**Data records**
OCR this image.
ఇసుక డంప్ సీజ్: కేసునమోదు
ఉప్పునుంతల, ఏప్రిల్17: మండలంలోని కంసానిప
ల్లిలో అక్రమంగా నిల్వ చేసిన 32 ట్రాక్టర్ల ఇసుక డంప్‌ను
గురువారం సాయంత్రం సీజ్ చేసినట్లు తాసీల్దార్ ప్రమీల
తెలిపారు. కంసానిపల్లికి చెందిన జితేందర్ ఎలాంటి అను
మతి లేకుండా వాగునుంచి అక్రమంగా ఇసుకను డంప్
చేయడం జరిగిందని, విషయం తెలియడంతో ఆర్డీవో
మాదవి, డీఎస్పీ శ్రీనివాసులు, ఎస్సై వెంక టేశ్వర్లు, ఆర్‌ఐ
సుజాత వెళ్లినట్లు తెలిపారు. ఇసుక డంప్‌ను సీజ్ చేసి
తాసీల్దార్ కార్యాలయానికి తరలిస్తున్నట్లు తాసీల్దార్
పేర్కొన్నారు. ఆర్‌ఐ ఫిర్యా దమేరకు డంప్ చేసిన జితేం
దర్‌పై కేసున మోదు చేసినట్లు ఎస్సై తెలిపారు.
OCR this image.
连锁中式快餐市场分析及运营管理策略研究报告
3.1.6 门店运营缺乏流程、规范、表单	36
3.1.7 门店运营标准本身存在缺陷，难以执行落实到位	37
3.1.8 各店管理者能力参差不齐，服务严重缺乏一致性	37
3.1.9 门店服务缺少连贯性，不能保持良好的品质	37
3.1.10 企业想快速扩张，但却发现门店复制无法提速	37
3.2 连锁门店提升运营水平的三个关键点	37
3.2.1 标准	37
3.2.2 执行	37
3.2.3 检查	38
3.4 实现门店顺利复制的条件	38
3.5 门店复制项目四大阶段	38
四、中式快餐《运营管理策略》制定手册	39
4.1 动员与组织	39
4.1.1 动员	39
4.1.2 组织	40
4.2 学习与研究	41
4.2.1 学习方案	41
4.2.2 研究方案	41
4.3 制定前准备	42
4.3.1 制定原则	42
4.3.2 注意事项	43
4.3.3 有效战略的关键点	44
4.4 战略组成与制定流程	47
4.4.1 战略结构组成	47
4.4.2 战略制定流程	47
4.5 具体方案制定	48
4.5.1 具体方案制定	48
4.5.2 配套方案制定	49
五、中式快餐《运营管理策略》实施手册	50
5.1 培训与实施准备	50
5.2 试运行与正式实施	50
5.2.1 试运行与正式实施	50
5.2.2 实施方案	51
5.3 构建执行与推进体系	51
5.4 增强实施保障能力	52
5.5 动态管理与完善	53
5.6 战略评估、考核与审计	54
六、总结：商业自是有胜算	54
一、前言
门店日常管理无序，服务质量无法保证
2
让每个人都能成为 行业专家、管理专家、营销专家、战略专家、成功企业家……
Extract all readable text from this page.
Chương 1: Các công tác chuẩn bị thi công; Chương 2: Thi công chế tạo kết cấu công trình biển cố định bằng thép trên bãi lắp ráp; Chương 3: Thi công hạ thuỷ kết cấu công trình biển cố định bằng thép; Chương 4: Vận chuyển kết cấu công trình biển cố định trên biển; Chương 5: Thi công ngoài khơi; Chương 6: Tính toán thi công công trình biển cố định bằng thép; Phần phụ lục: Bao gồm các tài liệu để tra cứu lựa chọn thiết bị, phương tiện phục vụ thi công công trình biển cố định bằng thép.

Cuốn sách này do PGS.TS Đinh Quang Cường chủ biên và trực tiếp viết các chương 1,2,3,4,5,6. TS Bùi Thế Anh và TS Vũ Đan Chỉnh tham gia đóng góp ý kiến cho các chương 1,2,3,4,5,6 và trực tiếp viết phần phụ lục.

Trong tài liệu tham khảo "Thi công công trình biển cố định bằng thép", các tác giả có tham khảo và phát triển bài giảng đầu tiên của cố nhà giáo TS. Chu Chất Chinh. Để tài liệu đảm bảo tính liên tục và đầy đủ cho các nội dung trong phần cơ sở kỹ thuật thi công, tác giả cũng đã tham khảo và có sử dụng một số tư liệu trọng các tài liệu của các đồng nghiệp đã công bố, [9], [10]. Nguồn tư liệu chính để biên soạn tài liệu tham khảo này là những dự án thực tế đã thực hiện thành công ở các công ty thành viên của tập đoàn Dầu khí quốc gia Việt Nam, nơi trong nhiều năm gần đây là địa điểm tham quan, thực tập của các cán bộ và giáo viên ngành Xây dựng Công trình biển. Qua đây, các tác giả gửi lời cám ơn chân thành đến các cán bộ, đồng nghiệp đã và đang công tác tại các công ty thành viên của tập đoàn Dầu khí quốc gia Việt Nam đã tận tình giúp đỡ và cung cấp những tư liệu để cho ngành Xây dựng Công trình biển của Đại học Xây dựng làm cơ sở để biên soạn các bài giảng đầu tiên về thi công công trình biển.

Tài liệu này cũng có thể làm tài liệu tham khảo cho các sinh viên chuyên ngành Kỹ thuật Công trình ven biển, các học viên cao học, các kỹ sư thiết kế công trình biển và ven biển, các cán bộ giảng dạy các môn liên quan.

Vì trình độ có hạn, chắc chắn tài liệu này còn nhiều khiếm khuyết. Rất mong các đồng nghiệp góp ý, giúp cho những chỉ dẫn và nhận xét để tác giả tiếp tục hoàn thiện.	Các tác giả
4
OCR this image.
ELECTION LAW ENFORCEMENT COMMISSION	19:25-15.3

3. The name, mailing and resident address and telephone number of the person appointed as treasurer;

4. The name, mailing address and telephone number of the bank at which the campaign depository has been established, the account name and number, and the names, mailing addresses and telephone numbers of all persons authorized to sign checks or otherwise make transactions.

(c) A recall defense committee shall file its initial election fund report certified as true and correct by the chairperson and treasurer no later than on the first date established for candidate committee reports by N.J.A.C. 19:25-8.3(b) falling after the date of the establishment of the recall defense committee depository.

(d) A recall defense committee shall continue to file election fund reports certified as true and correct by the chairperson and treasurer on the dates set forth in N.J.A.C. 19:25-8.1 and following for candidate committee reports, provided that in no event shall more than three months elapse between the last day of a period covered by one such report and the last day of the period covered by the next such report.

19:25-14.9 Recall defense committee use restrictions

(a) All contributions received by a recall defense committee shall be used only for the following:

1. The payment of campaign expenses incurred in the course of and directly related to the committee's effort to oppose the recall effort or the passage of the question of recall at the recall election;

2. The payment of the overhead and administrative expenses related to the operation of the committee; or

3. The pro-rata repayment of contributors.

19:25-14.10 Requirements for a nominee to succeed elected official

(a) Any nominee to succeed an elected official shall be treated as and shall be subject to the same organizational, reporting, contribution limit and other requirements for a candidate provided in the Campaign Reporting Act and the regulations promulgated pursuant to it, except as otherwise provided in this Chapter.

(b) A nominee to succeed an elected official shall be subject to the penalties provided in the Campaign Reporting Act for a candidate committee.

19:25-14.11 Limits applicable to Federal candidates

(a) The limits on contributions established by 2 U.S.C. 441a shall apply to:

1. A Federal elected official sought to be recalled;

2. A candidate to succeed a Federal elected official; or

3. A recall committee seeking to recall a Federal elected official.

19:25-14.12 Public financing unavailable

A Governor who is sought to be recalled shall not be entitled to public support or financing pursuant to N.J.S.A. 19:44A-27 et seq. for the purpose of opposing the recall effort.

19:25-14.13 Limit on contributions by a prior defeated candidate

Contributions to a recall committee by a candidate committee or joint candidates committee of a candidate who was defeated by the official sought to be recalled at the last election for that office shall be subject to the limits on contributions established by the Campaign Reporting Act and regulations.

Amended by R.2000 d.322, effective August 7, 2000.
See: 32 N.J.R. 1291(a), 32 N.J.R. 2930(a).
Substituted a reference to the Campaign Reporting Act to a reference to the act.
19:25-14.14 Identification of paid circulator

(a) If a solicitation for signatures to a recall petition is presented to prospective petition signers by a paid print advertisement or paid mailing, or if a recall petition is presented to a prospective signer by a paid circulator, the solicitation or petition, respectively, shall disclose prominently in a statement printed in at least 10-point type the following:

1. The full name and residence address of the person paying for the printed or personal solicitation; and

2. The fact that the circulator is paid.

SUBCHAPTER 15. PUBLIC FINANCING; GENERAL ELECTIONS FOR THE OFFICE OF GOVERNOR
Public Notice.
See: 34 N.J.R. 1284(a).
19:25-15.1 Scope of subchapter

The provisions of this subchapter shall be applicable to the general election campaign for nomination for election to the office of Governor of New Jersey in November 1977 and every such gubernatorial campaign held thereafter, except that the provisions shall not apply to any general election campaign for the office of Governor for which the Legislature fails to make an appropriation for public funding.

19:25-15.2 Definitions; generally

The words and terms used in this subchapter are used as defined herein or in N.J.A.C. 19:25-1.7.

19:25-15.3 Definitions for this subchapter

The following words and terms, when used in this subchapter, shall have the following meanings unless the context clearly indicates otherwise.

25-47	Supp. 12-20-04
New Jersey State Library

**What is required**
Using the entries above, return each line in which the word "biên" occurs.

**Answer to the problem**
Cuốn sách này do PGS.TS Đinh Quang Cường chủ biên và trực tiếp viết các chương 1,2,3,4,5,6. TS Bùi Thế Anh và TS Vũ Đan Chỉnh tham gia đóng góp ý kiến cho các chương 1,2,3,4,5,6 và trực tiếp viết phần phụ lục.
Trong tài liệu tham khảo "Thi công công trình biển cố định bằng thép", các tác giả có tham khảo và phát triển bài giảng đầu tiên của cố nhà giáo TS. Chu Chất Chinh. Để tài liệu đảm bảo tính liên tục và đầy đủ cho các nội dung trong phần cơ sở kỹ thuật thi công, tác giả cũng đã tham khảo và có sử dụng một số tư liệu trọng các tài liệu của các đồng nghiệp đã công bố, [9], [10]. Nguồn tư liệu chính để biên soạn tài liệu tham khảo này là những dự án thực tế đã thực hiện thành công ở các công ty thành viên của tập đoàn Dầu khí quốc gia Việt Nam, nơi trong nhiều năm gần đây là địa điểm tham quan, thực tập của các cán bộ và giáo viên ngành Xây dựng Công trình biển. Qua đây, các tác giả gửi lời cám ơn chân thành đến các cán bộ, đồng nghiệp đã và đang công tác tại các công ty thành viên của tập đoàn Dầu khí quốc gia Việt Nam đã tận tình giúp đỡ và cung cấp những tư liệu để cho ngành Xây dựng Công trình biển của Đại học Xây dựng làm cơ sở để biên soạn các bài giảng đầu tiên về thi công công trình biển.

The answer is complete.